GIVEN EXERCISE:
All the records that follow need to be reproduced exactly. Omit the images.

━━━━━ GIVEN DATA

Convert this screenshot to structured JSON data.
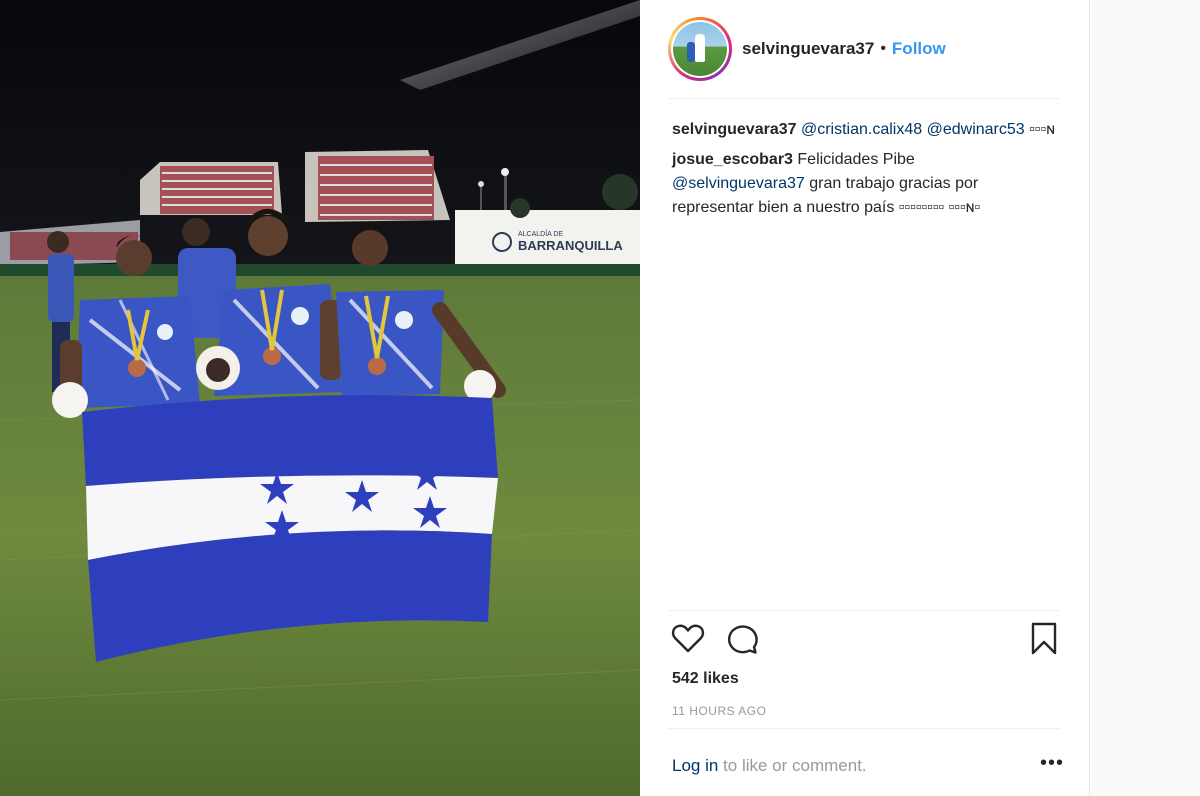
{
  "post": {
    "username": "selvinguevara37",
    "separator": "•",
    "follow_label": "Follow",
    "avatar_icon": "profile-avatar"
  },
  "comments": [
    {
      "user": "selvinguevara37",
      "mention1": "@cristian.calix48",
      "mention2": "@edwinarc53",
      "trailing": " ▫▫▫ɴ"
    },
    {
      "user": "josue_escobar3",
      "text1": " Felicidades Pibe",
      "mention": "@selvinguevara37",
      "text2": " gran trabajo gracias por representar bien a nuestro país ▫▫▫▫▫▫▫▫ ▫▫▫ɴ▫"
    }
  ],
  "actions": {
    "like_icon": "heart-icon",
    "comment_icon": "comment-icon",
    "save_icon": "bookmark-icon"
  },
  "likes": "542 likes",
  "timestamp": "11 HOURS AGO",
  "login": {
    "link": "Log in",
    "text": " to like or comment.",
    "more": "•••"
  },
  "photo": {
    "billboard_line1": "ALCALDÍA DE",
    "billboard_line2": "BARRANQUILLA"
  },
  "colors": {
    "link_blue": "#3897f0",
    "mention_blue": "#003569",
    "muted": "#999999",
    "text": "#262626"
  }
}
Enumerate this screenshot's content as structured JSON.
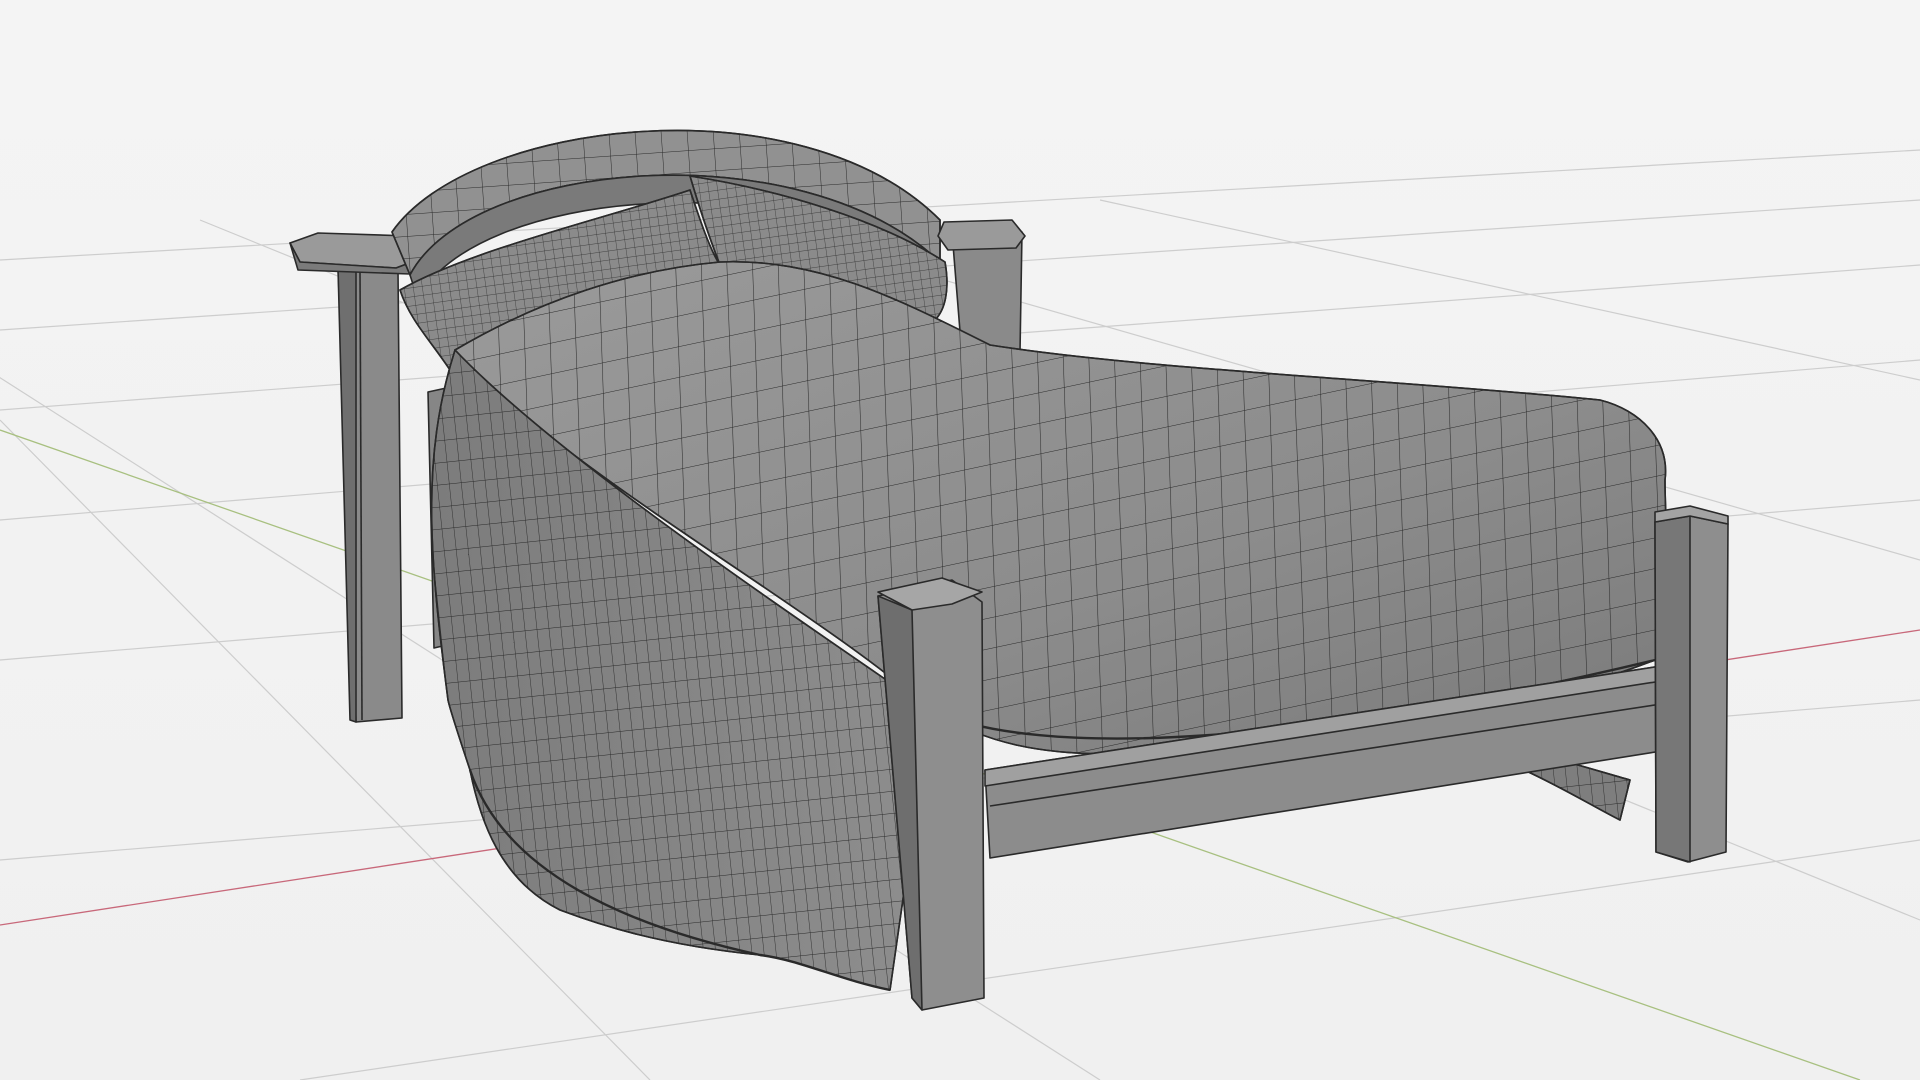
{
  "viewport": {
    "mode": "wireframe-on-shaded",
    "background_color": "#f2f2f2",
    "grid_color": "#cdcdcd",
    "axis_x_color": "#c8687a",
    "axis_y_color": "#a8c080",
    "mesh_fill_color": "#8e8e8e",
    "mesh_shadow_color": "#6f6f6f",
    "wire_color": "#2a2a2a"
  },
  "scene": {
    "object_icon": "bed-mesh-icon",
    "parts": [
      "headboard",
      "left-head-post",
      "right-head-post",
      "pillow-left",
      "pillow-right",
      "duvet",
      "footboard",
      "left-foot-post",
      "right-foot-post",
      "side-rail"
    ]
  }
}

━━━━━━━━━━

PROBLEM SOLUTION:
Convert this screenshot to structured JSON data.
{
  "post": {
    "username": "selvinguevara37",
    "separator": "•",
    "follow_label": "Follow",
    "avatar_icon": "profile-avatar"
  },
  "comments": [
    {
      "user": "selvinguevara37",
      "mention1": "@cristian.calix48",
      "mention2": "@edwinarc53",
      "trailing": " ▫▫▫ɴ"
    },
    {
      "user": "josue_escobar3",
      "text1": " Felicidades Pibe",
      "mention": "@selvinguevara37",
      "text2": " gran trabajo gracias por representar bien a nuestro país ▫▫▫▫▫▫▫▫ ▫▫▫ɴ▫"
    }
  ],
  "actions": {
    "like_icon": "heart-icon",
    "comment_icon": "comment-icon",
    "save_icon": "bookmark-icon"
  },
  "likes": "542 likes",
  "timestamp": "11 HOURS AGO",
  "login": {
    "link": "Log in",
    "text": " to like or comment.",
    "more": "•••"
  },
  "photo": {
    "billboard_line1": "ALCALDÍA DE",
    "billboard_line2": "BARRANQUILLA"
  },
  "colors": {
    "link_blue": "#3897f0",
    "mention_blue": "#003569",
    "muted": "#999999",
    "text": "#262626"
  }
}
Enumerate this screenshot's content as structured JSON.
{
  "viewport": {
    "mode": "wireframe-on-shaded",
    "background_color": "#f2f2f2",
    "grid_color": "#cdcdcd",
    "axis_x_color": "#c8687a",
    "axis_y_color": "#a8c080",
    "mesh_fill_color": "#8e8e8e",
    "mesh_shadow_color": "#6f6f6f",
    "wire_color": "#2a2a2a"
  },
  "scene": {
    "object_icon": "bed-mesh-icon",
    "parts": [
      "headboard",
      "left-head-post",
      "right-head-post",
      "pillow-left",
      "pillow-right",
      "duvet",
      "footboard",
      "left-foot-post",
      "right-foot-post",
      "side-rail"
    ]
  }
}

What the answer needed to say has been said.